What is being asked :: All records below must be retyped exactly.

[BEGIN The records]

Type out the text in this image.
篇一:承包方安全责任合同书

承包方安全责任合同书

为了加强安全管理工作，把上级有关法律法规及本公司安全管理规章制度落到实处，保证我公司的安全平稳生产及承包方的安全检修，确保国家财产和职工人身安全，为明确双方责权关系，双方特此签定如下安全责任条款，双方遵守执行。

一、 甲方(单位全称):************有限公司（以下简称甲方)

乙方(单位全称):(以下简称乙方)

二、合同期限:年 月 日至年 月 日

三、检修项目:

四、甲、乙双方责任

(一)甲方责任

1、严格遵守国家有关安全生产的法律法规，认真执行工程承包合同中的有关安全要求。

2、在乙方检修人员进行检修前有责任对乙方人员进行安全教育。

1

[END The records]

Problem solution ::
Type out the text in this image.
篇一:承包方安全责任合同书

承包方安全责任合同书

为了加强安全管理工作，把上级有关法律法规及本公司安全管理规章制度落到实处，保证我公司的安全平稳生产及承包方的安全检修，确保国家财产和职工人身安全，为明确双方责权关系，双方特此签定如下安全责任条款，双方遵守执行。

一、 甲方(单位全称):************有限公司（以下简称甲方)

乙方(单位全称):(以下简称乙方)

二、合同期限:年 月 日至年 月 日

三、检修项目:

四、甲、乙双方责任

(一)甲方责任

1、严格遵守国家有关安全生产的法律法规，认真执行工程承包合同中的有关安全要求。

2、在乙方检修人员进行检修前有责任对乙方人员进行安全教育。

1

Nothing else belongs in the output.